>> Begin Provided data
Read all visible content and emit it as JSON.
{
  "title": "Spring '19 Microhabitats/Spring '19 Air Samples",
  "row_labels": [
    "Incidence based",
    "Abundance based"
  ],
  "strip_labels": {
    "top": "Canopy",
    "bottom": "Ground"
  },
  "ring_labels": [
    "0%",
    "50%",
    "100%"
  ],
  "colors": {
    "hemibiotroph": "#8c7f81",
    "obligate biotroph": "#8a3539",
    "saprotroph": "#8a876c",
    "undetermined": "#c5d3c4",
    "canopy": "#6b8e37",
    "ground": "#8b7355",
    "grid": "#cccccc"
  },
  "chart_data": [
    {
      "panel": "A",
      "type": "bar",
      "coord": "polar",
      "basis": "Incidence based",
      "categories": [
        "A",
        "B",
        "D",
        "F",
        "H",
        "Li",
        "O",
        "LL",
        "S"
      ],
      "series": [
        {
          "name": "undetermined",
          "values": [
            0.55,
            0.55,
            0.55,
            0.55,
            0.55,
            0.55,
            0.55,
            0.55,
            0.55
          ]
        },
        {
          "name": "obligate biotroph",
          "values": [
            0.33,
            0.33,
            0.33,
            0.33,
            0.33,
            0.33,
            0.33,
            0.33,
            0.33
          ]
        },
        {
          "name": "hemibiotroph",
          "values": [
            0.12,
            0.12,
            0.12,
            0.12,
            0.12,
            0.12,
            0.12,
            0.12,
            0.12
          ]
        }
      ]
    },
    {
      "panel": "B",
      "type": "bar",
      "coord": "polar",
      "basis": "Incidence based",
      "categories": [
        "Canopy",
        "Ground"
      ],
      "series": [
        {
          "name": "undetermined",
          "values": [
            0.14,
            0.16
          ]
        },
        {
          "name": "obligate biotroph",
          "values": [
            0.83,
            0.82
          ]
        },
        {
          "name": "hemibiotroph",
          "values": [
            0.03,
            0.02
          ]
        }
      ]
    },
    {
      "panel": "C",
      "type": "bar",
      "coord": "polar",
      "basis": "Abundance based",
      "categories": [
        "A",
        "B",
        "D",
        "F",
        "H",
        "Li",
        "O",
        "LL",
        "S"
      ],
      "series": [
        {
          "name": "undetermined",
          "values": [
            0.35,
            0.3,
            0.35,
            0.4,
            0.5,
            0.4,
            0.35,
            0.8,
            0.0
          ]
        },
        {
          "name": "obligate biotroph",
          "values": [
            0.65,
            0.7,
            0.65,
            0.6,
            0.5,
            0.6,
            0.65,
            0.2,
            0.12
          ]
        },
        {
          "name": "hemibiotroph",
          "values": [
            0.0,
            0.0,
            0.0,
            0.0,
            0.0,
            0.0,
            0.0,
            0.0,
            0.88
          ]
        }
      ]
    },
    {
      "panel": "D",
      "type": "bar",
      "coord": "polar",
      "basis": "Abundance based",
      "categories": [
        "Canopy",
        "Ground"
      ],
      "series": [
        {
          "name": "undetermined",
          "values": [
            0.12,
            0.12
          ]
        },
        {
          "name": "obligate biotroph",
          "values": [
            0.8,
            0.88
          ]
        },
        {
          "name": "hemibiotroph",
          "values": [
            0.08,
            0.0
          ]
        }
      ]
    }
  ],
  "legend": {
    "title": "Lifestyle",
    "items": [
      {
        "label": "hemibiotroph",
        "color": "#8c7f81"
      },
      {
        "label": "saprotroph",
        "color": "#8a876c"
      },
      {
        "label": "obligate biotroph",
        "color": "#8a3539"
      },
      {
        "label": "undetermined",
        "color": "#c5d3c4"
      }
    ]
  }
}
>> End Provided data
>> Begin Provided data
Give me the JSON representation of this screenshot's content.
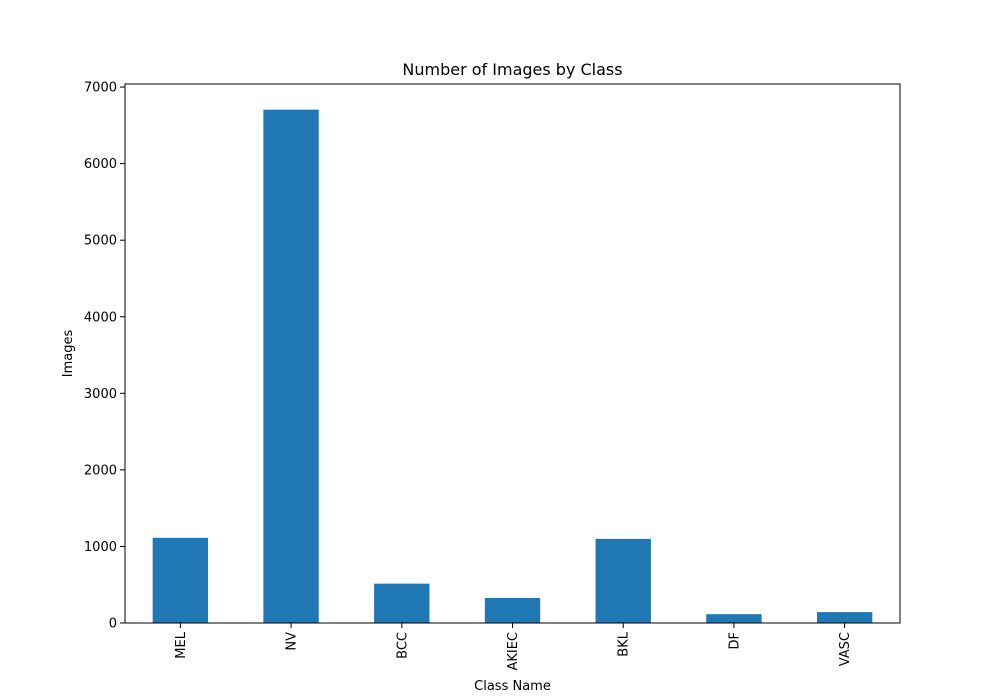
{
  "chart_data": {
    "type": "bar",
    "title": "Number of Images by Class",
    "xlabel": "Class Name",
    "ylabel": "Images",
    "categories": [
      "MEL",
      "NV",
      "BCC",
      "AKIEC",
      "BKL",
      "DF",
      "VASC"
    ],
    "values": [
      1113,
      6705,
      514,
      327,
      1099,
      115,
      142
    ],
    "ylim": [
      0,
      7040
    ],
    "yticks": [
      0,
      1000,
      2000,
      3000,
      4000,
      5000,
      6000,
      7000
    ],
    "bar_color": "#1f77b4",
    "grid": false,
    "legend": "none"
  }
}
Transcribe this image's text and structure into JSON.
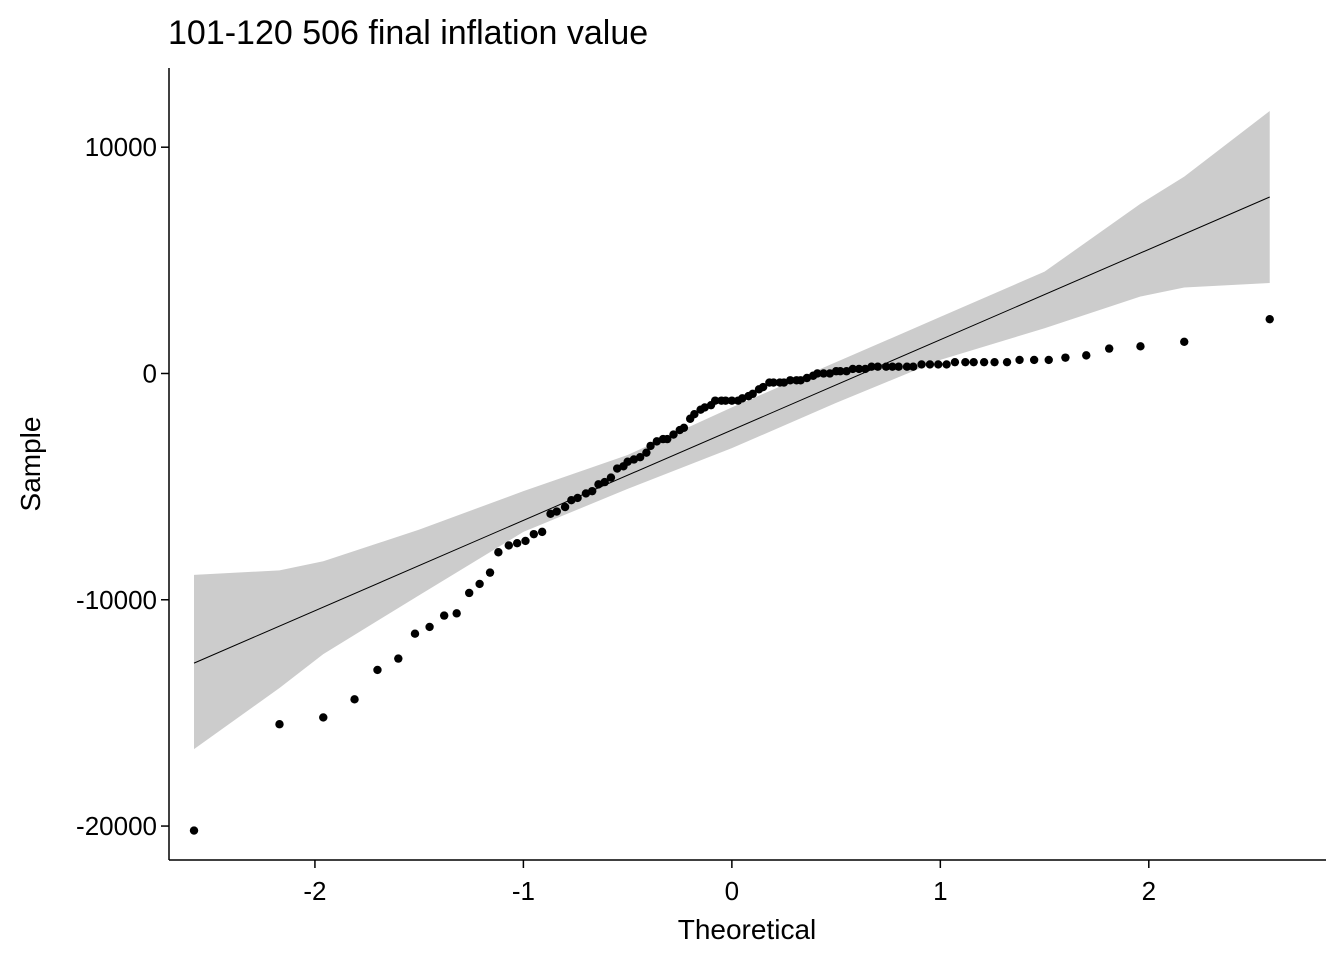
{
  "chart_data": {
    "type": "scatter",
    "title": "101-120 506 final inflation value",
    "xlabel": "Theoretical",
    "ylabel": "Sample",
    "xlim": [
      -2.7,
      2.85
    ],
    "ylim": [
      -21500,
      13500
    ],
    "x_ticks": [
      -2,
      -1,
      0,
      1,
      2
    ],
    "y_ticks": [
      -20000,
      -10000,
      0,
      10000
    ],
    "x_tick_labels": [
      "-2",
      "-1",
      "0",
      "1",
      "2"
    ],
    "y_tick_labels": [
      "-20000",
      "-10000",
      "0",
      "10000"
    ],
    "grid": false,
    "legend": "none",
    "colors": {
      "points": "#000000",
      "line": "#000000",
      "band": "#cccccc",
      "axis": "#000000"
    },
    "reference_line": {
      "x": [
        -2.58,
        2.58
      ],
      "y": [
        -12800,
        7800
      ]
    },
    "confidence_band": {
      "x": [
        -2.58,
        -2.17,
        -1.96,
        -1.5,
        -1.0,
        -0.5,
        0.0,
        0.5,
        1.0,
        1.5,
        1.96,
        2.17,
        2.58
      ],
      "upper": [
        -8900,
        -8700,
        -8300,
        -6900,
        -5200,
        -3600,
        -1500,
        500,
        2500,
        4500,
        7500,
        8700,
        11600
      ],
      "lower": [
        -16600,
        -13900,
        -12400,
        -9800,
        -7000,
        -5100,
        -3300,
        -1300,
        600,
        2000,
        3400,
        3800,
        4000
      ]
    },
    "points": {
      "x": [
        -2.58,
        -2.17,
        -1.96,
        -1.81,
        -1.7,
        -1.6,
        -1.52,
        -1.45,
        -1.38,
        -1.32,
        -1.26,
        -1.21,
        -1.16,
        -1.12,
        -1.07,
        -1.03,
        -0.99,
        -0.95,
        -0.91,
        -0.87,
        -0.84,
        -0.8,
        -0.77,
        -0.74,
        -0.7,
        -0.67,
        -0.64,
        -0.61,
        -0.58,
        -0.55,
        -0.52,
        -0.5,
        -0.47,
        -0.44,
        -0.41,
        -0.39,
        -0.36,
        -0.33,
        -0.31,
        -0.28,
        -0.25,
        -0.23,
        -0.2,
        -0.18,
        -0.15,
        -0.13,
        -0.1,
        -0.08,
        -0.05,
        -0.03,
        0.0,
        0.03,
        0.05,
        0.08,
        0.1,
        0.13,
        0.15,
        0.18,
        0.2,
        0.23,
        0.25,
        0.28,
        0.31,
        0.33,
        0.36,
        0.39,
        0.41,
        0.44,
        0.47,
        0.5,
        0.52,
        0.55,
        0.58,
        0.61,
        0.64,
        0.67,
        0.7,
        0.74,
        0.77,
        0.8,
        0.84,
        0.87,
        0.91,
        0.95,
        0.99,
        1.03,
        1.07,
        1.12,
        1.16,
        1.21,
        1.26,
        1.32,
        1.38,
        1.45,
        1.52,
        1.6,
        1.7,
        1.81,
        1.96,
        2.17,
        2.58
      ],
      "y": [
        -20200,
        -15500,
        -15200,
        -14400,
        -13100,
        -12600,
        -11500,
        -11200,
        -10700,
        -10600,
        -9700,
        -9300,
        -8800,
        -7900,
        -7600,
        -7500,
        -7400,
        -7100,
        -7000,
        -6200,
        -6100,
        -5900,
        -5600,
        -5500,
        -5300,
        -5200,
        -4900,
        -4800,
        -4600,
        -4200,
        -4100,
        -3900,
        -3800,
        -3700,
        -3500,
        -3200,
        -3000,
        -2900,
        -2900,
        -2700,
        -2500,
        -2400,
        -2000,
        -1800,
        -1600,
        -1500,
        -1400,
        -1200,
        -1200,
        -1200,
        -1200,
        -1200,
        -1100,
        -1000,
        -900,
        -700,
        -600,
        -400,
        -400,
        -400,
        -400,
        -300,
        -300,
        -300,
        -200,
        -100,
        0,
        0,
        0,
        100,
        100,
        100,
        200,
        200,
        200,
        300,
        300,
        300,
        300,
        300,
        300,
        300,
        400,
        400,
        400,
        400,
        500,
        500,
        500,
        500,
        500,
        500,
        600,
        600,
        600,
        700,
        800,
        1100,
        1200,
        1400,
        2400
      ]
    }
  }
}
>> End Provided data
Do this => Give the number of lines in the records above that contain the word "saprotroph". Reply with that number alone.

Solution for this problem => 2